■ **WHAT YOU HAVE TO DO**: Copy every line of the material below word for word, leaving out the pictures.

■ **INPUT MATERIAL**:
....
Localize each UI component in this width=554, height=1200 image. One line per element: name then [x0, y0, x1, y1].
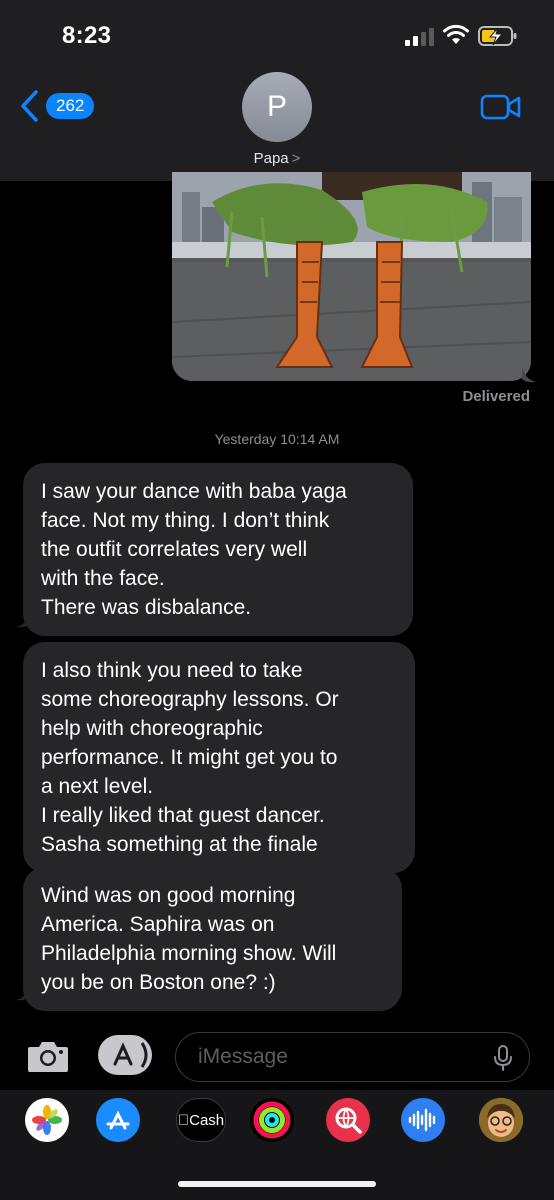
message-line: Sasha something at the finale [41, 833, 318, 856]
contact-avatar[interactable]: P [242, 72, 312, 142]
camera-icon[interactable] [26, 1038, 70, 1074]
message-line: a next level. [41, 775, 154, 798]
home-indicator[interactable] [178, 1181, 376, 1187]
chevron-left-icon [21, 90, 38, 122]
message-timestamp: Yesterday 10:14 AM [214, 431, 340, 447]
message-placeholder: iMessage [198, 1045, 288, 1068]
message-input[interactable]: iMessage [175, 1032, 530, 1082]
incoming-message[interactable]: I also think you need to take some chore… [23, 642, 415, 873]
audio-message-app-button[interactable] [401, 1098, 445, 1142]
activity-app-button[interactable] [250, 1098, 294, 1142]
photos-app-button[interactable] [25, 1098, 69, 1142]
chevron-right-icon: > [291, 150, 301, 167]
app-store-icon [113, 1042, 148, 1068]
waveform-icon [408, 1108, 436, 1132]
contact-name: Papa [253, 150, 289, 167]
photo-image [172, 172, 531, 381]
bubble-tail [522, 365, 536, 383]
incoming-message[interactable]: I saw your dance with baba yaga face. No… [23, 463, 413, 636]
facetime-video-icon[interactable] [480, 93, 522, 121]
message-line: the outfit correlates very well [41, 538, 308, 561]
photos-icon [32, 1105, 62, 1135]
wifi-icon [443, 24, 469, 44]
cellular-signal-icon [405, 28, 434, 46]
globe-search-icon [335, 1107, 362, 1134]
message-line: I really liked that guest dancer. [41, 804, 325, 827]
image-search-app-button[interactable] [326, 1098, 370, 1142]
message-line: some choreography lessons. Or [41, 688, 339, 711]
unread-count-badge: 262 [46, 93, 95, 119]
message-line: help with choreographic [41, 717, 263, 740]
app-store-app-button[interactable] [96, 1098, 140, 1142]
memoji-icon [479, 1098, 523, 1142]
incoming-message[interactable]: Wind was on good morning America. Saphir… [23, 867, 402, 1011]
memoji-app-button[interactable] [479, 1098, 523, 1142]
activity-rings-icon [253, 1101, 291, 1139]
contact-name-button[interactable]: Papa > [0, 150, 554, 167]
cash-label: Cash [178, 1111, 224, 1129]
message-line: face. Not my thing. I don’t think [41, 509, 330, 532]
cash-app-button[interactable]: Cash [176, 1098, 226, 1142]
message-line: I also think you need to take [41, 659, 303, 682]
apps-button[interactable] [98, 1035, 152, 1075]
photo-message[interactable] [172, 172, 531, 381]
message-line: performance. It might get you to [41, 746, 338, 769]
message-line: you be on Boston one? :) [41, 971, 276, 994]
delivered-status: Delivered [462, 388, 530, 405]
status-time: 8:23 [62, 22, 112, 49]
message-line: Wind was on good morning [41, 884, 296, 907]
bubble-tail [16, 983, 30, 1001]
microphone-icon[interactable] [493, 1044, 513, 1072]
message-line: with the face. [41, 567, 165, 590]
bubble-tail [16, 610, 30, 628]
navigation-header: 8:23 262 P Papa > [0, 0, 554, 181]
message-line: Philadelphia morning show. Will [41, 942, 337, 965]
app-store-icon [106, 1110, 130, 1130]
message-line: America. Saphira was on [41, 913, 275, 936]
back-button[interactable]: 262 [20, 90, 95, 122]
message-line: I saw your dance with baba yaga [41, 480, 347, 503]
message-line: There was disbalance. [41, 596, 252, 619]
battery-charging-icon [478, 26, 517, 46]
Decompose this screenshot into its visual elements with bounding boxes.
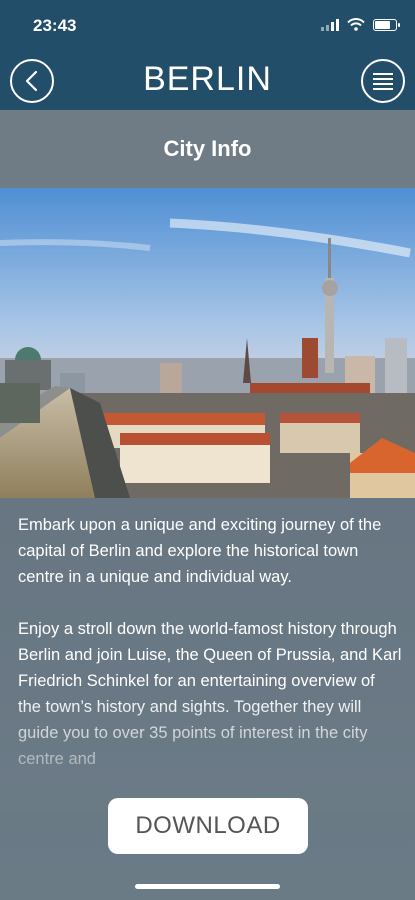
status-bar: 23:43 bbox=[0, 0, 415, 50]
wifi-icon bbox=[347, 18, 365, 31]
cellular-signal-icon bbox=[321, 18, 339, 31]
text-fade-overlay bbox=[0, 693, 415, 813]
battery-level bbox=[375, 20, 391, 29]
status-icons bbox=[321, 18, 400, 31]
intro-paragraph: Embark upon a unique and exciting journe… bbox=[18, 516, 382, 586]
page-title: BERLIN bbox=[143, 60, 272, 98]
section-title: City Info bbox=[0, 110, 415, 188]
content-area: Embark upon a unique and exciting journe… bbox=[0, 498, 415, 900]
status-time: 23:43 bbox=[33, 16, 77, 35]
menu-button[interactable] bbox=[361, 59, 405, 103]
nav-bar: BERLIN bbox=[0, 50, 415, 110]
home-indicator bbox=[135, 884, 280, 889]
download-button[interactable]: DOWNLOAD bbox=[108, 798, 308, 854]
city-photo bbox=[0, 188, 415, 498]
menu-lines-icon bbox=[373, 73, 393, 90]
battery-icon bbox=[373, 18, 400, 31]
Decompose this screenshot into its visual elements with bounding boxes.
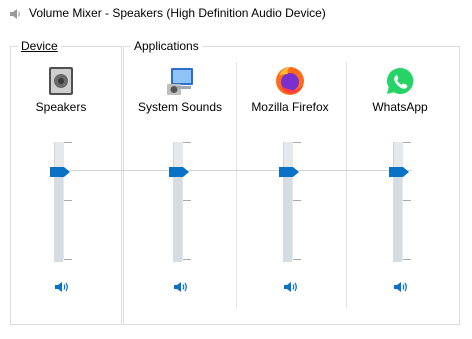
volume-slider[interactable] bbox=[50, 142, 76, 262]
channel-system-sounds: System Sounds bbox=[125, 58, 235, 308]
channel-label: WhatsApp bbox=[372, 100, 428, 114]
speaker-volume-icon[interactable] bbox=[283, 280, 299, 294]
slider-thumb[interactable] bbox=[389, 167, 409, 177]
volume-slider[interactable] bbox=[389, 142, 415, 262]
channel-label: Speakers bbox=[35, 100, 87, 114]
device-section-label: Device bbox=[18, 39, 61, 53]
slider-fill bbox=[393, 173, 402, 262]
speaker-icon bbox=[10, 9, 20, 19]
channel-label: Mozilla Firefox bbox=[251, 100, 329, 114]
speaker-volume-icon[interactable] bbox=[54, 280, 70, 294]
slider-thumb[interactable] bbox=[169, 167, 189, 177]
slider-tick bbox=[403, 142, 411, 143]
slider-tick bbox=[64, 259, 72, 260]
slider-tick bbox=[183, 142, 191, 143]
slider-tick bbox=[293, 142, 301, 143]
applications-section-label: Applications bbox=[131, 39, 202, 53]
speaker-cabinet-icon bbox=[49, 67, 73, 95]
slider-thumb[interactable] bbox=[50, 167, 70, 177]
channel-speakers: Speakers bbox=[6, 58, 116, 308]
channel-whatsapp: WhatsApp bbox=[345, 58, 455, 308]
volume-slider[interactable] bbox=[169, 142, 195, 262]
slider-tick bbox=[403, 259, 411, 260]
slider-tick bbox=[293, 259, 301, 260]
slider-tick bbox=[293, 200, 301, 201]
slider-fill bbox=[283, 173, 292, 262]
slider-tick bbox=[183, 259, 191, 260]
channel-label: System Sounds bbox=[137, 100, 223, 114]
slider-fill bbox=[54, 173, 63, 262]
window-title: Volume Mixer - Speakers (High Definition… bbox=[29, 6, 326, 20]
title-bar: Volume Mixer - Speakers (High Definition… bbox=[0, 0, 472, 28]
channel-firefox: Mozilla Firefox bbox=[235, 58, 345, 308]
slider-tick bbox=[64, 142, 72, 143]
volume-slider[interactable] bbox=[279, 142, 305, 262]
whatsapp-icon bbox=[387, 67, 414, 94]
speaker-volume-icon[interactable] bbox=[173, 280, 189, 294]
slider-thumb[interactable] bbox=[279, 167, 299, 177]
system-sounds-icon bbox=[167, 68, 193, 95]
firefox-icon bbox=[276, 67, 304, 95]
speaker-volume-icon[interactable] bbox=[393, 280, 409, 294]
slider-tick bbox=[64, 200, 72, 201]
slider-fill bbox=[173, 173, 182, 262]
slider-tick bbox=[403, 200, 411, 201]
slider-tick bbox=[183, 200, 191, 201]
....
■ **SOLUTION TO THIS PROBLEM**:
Localize each UI component in this width=554, height=1200 image. One line per element: name then [x0, y0, x1, y1].
message-line: Sasha something at the finale [41, 833, 318, 856]
contact-avatar[interactable]: P [242, 72, 312, 142]
camera-icon[interactable] [26, 1038, 70, 1074]
message-line: a next level. [41, 775, 154, 798]
home-indicator[interactable] [178, 1181, 376, 1187]
chevron-left-icon [21, 90, 38, 122]
message-timestamp: Yesterday 10:14 AM [214, 431, 340, 447]
message-placeholder: iMessage [198, 1045, 288, 1068]
message-input[interactable]: iMessage [175, 1032, 530, 1082]
incoming-message[interactable]: I also think you need to take some chore… [23, 642, 415, 873]
audio-message-app-button[interactable] [401, 1098, 445, 1142]
activity-app-button[interactable] [250, 1098, 294, 1142]
photos-app-button[interactable] [25, 1098, 69, 1142]
chevron-right-icon: > [291, 150, 301, 167]
app-store-icon [113, 1042, 148, 1068]
waveform-icon [408, 1108, 436, 1132]
contact-name: Papa [253, 150, 289, 167]
photo-image [172, 172, 531, 381]
bubble-tail [522, 365, 536, 383]
incoming-message[interactable]: I saw your dance with baba yaga face. No… [23, 463, 413, 636]
facetime-video-icon[interactable] [480, 93, 522, 121]
message-line: the outfit correlates very well [41, 538, 308, 561]
photos-icon [32, 1105, 62, 1135]
wifi-icon [443, 24, 469, 44]
cellular-signal-icon [405, 28, 434, 46]
globe-search-icon [335, 1107, 362, 1134]
message-line: I really liked that guest dancer. [41, 804, 325, 827]
image-search-app-button[interactable] [326, 1098, 370, 1142]
message-line: some choreography lessons. Or [41, 688, 339, 711]
unread-count-badge: 262 [46, 93, 95, 119]
message-line: help with choreographic [41, 717, 263, 740]
app-store-app-button[interactable] [96, 1098, 140, 1142]
memoji-icon [479, 1098, 523, 1142]
incoming-message[interactable]: Wind was on good morning America. Saphir… [23, 867, 402, 1011]
memoji-app-button[interactable] [479, 1098, 523, 1142]
activity-rings-icon [253, 1101, 291, 1139]
contact-name-button[interactable]: Papa > [0, 150, 554, 167]
cash-label: Cash [178, 1111, 224, 1129]
message-line: face. Not my thing. I don’t think [41, 509, 330, 532]
cash-app-button[interactable]: Cash [176, 1098, 226, 1142]
message-line: I also think you need to take [41, 659, 303, 682]
apps-button[interactable] [98, 1035, 152, 1075]
photo-message[interactable] [172, 172, 531, 381]
message-line: performance. It might get you to [41, 746, 338, 769]
message-line: you be on Boston one? :) [41, 971, 276, 994]
delivered-status: Delivered [462, 388, 530, 405]
status-time: 8:23 [62, 22, 112, 49]
message-line: Wind was on good morning [41, 884, 296, 907]
bubble-tail [16, 983, 30, 1001]
microphone-icon[interactable] [493, 1044, 513, 1072]
message-line: with the face. [41, 567, 165, 590]
bubble-tail [16, 610, 30, 628]
navigation-header: 8:23 262 P Papa > [0, 0, 554, 181]
message-line: Philadelphia morning show. Will [41, 942, 337, 965]
app-store-icon [106, 1110, 130, 1130]
message-line: America. Saphira was on [41, 913, 275, 936]
back-button[interactable]: 262 [20, 90, 95, 122]
message-line: I saw your dance with baba yaga [41, 480, 347, 503]
message-line: There was disbalance. [41, 596, 252, 619]
battery-charging-icon [478, 26, 517, 46]
Decompose this screenshot into its visual elements with bounding boxes.
status-bar: 23:43 bbox=[0, 0, 415, 50]
wifi-icon bbox=[347, 18, 365, 31]
cellular-signal-icon bbox=[321, 18, 339, 31]
text-fade-overlay bbox=[0, 693, 415, 813]
battery-level bbox=[375, 20, 391, 29]
status-icons bbox=[321, 18, 400, 31]
intro-paragraph: Embark upon a unique and exciting journe… bbox=[18, 516, 382, 586]
page-title: BERLIN bbox=[143, 60, 272, 98]
section-title: City Info bbox=[0, 110, 415, 188]
content-area: Embark upon a unique and exciting journe… bbox=[0, 498, 415, 900]
status-time: 23:43 bbox=[33, 16, 77, 35]
menu-button[interactable] bbox=[361, 59, 405, 103]
nav-bar: BERLIN bbox=[0, 50, 415, 110]
home-indicator bbox=[135, 884, 280, 889]
download-button[interactable]: DOWNLOAD bbox=[108, 798, 308, 854]
city-photo bbox=[0, 188, 415, 498]
menu-lines-icon bbox=[373, 73, 393, 90]
battery-icon bbox=[373, 18, 400, 31]
Decompose this screenshot into its visual elements with bounding boxes.
volume-slider[interactable] bbox=[50, 142, 76, 262]
channel-system-sounds: System Sounds bbox=[125, 58, 235, 308]
channel-label: WhatsApp bbox=[372, 100, 428, 114]
speaker-volume-icon[interactable] bbox=[283, 280, 299, 294]
slider-thumb[interactable] bbox=[389, 167, 409, 177]
volume-slider[interactable] bbox=[389, 142, 415, 262]
channel-label: Speakers bbox=[35, 100, 87, 114]
device-section-label: Device bbox=[18, 39, 61, 53]
slider-fill bbox=[393, 173, 402, 262]
speaker-icon bbox=[10, 9, 20, 19]
channel-label: Mozilla Firefox bbox=[251, 100, 329, 114]
speaker-volume-icon[interactable] bbox=[54, 280, 70, 294]
slider-thumb[interactable] bbox=[169, 167, 189, 177]
slider-tick bbox=[403, 142, 411, 143]
slider-tick bbox=[64, 259, 72, 260]
slider-tick bbox=[183, 142, 191, 143]
slider-tick bbox=[293, 142, 301, 143]
applications-section-label: Applications bbox=[131, 39, 202, 53]
speaker-cabinet-icon bbox=[49, 67, 73, 95]
slider-thumb[interactable] bbox=[50, 167, 70, 177]
channel-speakers: Speakers bbox=[6, 58, 116, 308]
channel-whatsapp: WhatsApp bbox=[345, 58, 455, 308]
volume-slider[interactable] bbox=[169, 142, 195, 262]
slider-tick bbox=[403, 259, 411, 260]
slider-tick bbox=[293, 259, 301, 260]
slider-tick bbox=[293, 200, 301, 201]
slider-fill bbox=[283, 173, 292, 262]
slider-tick bbox=[183, 259, 191, 260]
channel-label: System Sounds bbox=[137, 100, 223, 114]
slider-fill bbox=[54, 173, 63, 262]
window-title: Volume Mixer - Speakers (High Definition… bbox=[29, 6, 326, 20]
title-bar: Volume Mixer - Speakers (High Definition… bbox=[0, 0, 472, 28]
channel-firefox: Mozilla Firefox bbox=[235, 58, 345, 308]
slider-tick bbox=[64, 142, 72, 143]
volume-slider[interactable] bbox=[279, 142, 305, 262]
whatsapp-icon bbox=[387, 67, 414, 94]
speaker-volume-icon[interactable] bbox=[173, 280, 189, 294]
slider-thumb[interactable] bbox=[279, 167, 299, 177]
system-sounds-icon bbox=[167, 68, 193, 95]
firefox-icon bbox=[276, 67, 304, 95]
speaker-volume-icon[interactable] bbox=[393, 280, 409, 294]
slider-tick bbox=[64, 200, 72, 201]
slider-fill bbox=[173, 173, 182, 262]
slider-tick bbox=[403, 200, 411, 201]
slider-tick bbox=[183, 200, 191, 201]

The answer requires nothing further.